Data for this task.

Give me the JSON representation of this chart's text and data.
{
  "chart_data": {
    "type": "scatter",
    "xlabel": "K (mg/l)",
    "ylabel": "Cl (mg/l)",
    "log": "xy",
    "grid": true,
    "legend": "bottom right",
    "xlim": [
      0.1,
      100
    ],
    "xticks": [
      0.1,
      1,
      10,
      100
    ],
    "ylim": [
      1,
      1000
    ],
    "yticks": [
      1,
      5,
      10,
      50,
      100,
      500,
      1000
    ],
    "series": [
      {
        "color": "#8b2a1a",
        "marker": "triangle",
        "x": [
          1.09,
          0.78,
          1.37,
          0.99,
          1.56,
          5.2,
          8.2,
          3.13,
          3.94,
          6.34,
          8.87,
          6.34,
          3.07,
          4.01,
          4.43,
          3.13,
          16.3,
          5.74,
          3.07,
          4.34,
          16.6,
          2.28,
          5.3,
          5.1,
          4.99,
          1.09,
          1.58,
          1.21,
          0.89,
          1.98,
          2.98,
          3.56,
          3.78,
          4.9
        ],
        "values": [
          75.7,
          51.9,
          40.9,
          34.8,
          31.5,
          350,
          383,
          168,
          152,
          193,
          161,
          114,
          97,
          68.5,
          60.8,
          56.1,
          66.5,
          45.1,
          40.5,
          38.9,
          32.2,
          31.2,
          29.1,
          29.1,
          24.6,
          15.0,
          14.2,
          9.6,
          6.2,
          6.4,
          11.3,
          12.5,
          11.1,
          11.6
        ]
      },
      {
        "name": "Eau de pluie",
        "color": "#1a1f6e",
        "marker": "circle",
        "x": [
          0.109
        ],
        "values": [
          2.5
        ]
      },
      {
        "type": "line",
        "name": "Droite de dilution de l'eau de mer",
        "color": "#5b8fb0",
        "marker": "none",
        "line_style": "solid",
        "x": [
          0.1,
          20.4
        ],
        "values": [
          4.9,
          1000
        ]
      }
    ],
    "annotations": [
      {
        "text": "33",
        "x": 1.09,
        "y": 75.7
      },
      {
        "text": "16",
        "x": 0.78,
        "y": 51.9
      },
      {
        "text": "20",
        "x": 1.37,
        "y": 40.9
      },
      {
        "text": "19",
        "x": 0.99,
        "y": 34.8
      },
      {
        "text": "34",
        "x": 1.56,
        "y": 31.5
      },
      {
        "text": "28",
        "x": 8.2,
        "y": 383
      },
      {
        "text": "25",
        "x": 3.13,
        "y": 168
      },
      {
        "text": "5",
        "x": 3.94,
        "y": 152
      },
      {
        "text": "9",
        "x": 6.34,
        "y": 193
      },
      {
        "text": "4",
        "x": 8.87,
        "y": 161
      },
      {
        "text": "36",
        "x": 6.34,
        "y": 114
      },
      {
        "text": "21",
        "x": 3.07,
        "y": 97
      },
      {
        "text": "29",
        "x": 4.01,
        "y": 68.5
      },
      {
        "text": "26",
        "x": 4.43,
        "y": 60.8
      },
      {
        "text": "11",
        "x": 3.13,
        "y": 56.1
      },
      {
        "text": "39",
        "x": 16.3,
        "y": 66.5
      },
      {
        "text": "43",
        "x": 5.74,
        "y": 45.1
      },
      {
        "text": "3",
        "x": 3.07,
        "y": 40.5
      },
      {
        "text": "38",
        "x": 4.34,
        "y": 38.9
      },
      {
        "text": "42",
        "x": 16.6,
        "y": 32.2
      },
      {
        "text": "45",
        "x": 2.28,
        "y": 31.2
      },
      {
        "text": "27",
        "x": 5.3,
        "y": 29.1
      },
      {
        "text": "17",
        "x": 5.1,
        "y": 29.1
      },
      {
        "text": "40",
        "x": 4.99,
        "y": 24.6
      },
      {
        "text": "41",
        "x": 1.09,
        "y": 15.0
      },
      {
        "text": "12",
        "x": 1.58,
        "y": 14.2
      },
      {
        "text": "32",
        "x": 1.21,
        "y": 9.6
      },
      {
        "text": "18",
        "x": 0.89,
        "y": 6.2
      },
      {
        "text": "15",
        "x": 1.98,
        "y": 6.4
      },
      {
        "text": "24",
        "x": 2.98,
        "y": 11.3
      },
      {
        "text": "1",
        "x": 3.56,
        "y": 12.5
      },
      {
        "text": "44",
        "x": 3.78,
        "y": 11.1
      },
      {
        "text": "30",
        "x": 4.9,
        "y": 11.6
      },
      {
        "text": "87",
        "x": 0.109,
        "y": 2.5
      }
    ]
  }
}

What is asked. Extract all the entries word for word.

Full response.
Give me the JSON representation of this chart's text and data.
{
  "chart_data": {
    "type": "scatter",
    "xlabel": "K (mg/l)",
    "ylabel": "Cl (mg/l)",
    "log": "xy",
    "grid": true,
    "legend": "bottom right",
    "xlim": [
      0.1,
      100
    ],
    "xticks": [
      0.1,
      1,
      10,
      100
    ],
    "ylim": [
      1,
      1000
    ],
    "yticks": [
      1,
      5,
      10,
      50,
      100,
      500,
      1000
    ],
    "series": [
      {
        "color": "#8b2a1a",
        "marker": "triangle",
        "x": [
          1.09,
          0.78,
          1.37,
          0.99,
          1.56,
          5.2,
          8.2,
          3.13,
          3.94,
          6.34,
          8.87,
          6.34,
          3.07,
          4.01,
          4.43,
          3.13,
          16.3,
          5.74,
          3.07,
          4.34,
          16.6,
          2.28,
          5.3,
          5.1,
          4.99,
          1.09,
          1.58,
          1.21,
          0.89,
          1.98,
          2.98,
          3.56,
          3.78,
          4.9
        ],
        "values": [
          75.7,
          51.9,
          40.9,
          34.8,
          31.5,
          350,
          383,
          168,
          152,
          193,
          161,
          114,
          97,
          68.5,
          60.8,
          56.1,
          66.5,
          45.1,
          40.5,
          38.9,
          32.2,
          31.2,
          29.1,
          29.1,
          24.6,
          15.0,
          14.2,
          9.6,
          6.2,
          6.4,
          11.3,
          12.5,
          11.1,
          11.6
        ]
      },
      {
        "name": "Eau de pluie",
        "color": "#1a1f6e",
        "marker": "circle",
        "x": [
          0.109
        ],
        "values": [
          2.5
        ]
      },
      {
        "type": "line",
        "name": "Droite de dilution de l'eau de mer",
        "color": "#5b8fb0",
        "marker": "none",
        "line_style": "solid",
        "x": [
          0.1,
          20.4
        ],
        "values": [
          4.9,
          1000
        ]
      }
    ],
    "annotations": [
      {
        "text": "33",
        "x": 1.09,
        "y": 75.7
      },
      {
        "text": "16",
        "x": 0.78,
        "y": 51.9
      },
      {
        "text": "20",
        "x": 1.37,
        "y": 40.9
      },
      {
        "text": "19",
        "x": 0.99,
        "y": 34.8
      },
      {
        "text": "34",
        "x": 1.56,
        "y": 31.5
      },
      {
        "text": "28",
        "x": 8.2,
        "y": 383
      },
      {
        "text": "25",
        "x": 3.13,
        "y": 168
      },
      {
        "text": "5",
        "x": 3.94,
        "y": 152
      },
      {
        "text": "9",
        "x": 6.34,
        "y": 193
      },
      {
        "text": "4",
        "x": 8.87,
        "y": 161
      },
      {
        "text": "36",
        "x": 6.34,
        "y": 114
      },
      {
        "text": "21",
        "x": 3.07,
        "y": 97
      },
      {
        "text": "29",
        "x": 4.01,
        "y": 68.5
      },
      {
        "text": "26",
        "x": 4.43,
        "y": 60.8
      },
      {
        "text": "11",
        "x": 3.13,
        "y": 56.1
      },
      {
        "text": "39",
        "x": 16.3,
        "y": 66.5
      },
      {
        "text": "43",
        "x": 5.74,
        "y": 45.1
      },
      {
        "text": "3",
        "x": 3.07,
        "y": 40.5
      },
      {
        "text": "38",
        "x": 4.34,
        "y": 38.9
      },
      {
        "text": "42",
        "x": 16.6,
        "y": 32.2
      },
      {
        "text": "45",
        "x": 2.28,
        "y": 31.2
      },
      {
        "text": "27",
        "x": 5.3,
        "y": 29.1
      },
      {
        "text": "17",
        "x": 5.1,
        "y": 29.1
      },
      {
        "text": "40",
        "x": 4.99,
        "y": 24.6
      },
      {
        "text": "41",
        "x": 1.09,
        "y": 15.0
      },
      {
        "text": "12",
        "x": 1.58,
        "y": 14.2
      },
      {
        "text": "32",
        "x": 1.21,
        "y": 9.6
      },
      {
        "text": "18",
        "x": 0.89,
        "y": 6.2
      },
      {
        "text": "15",
        "x": 1.98,
        "y": 6.4
      },
      {
        "text": "24",
        "x": 2.98,
        "y": 11.3
      },
      {
        "text": "1",
        "x": 3.56,
        "y": 12.5
      },
      {
        "text": "44",
        "x": 3.78,
        "y": 11.1
      },
      {
        "text": "30",
        "x": 4.9,
        "y": 11.6
      },
      {
        "text": "87",
        "x": 0.109,
        "y": 2.5
      }
    ]
  }
}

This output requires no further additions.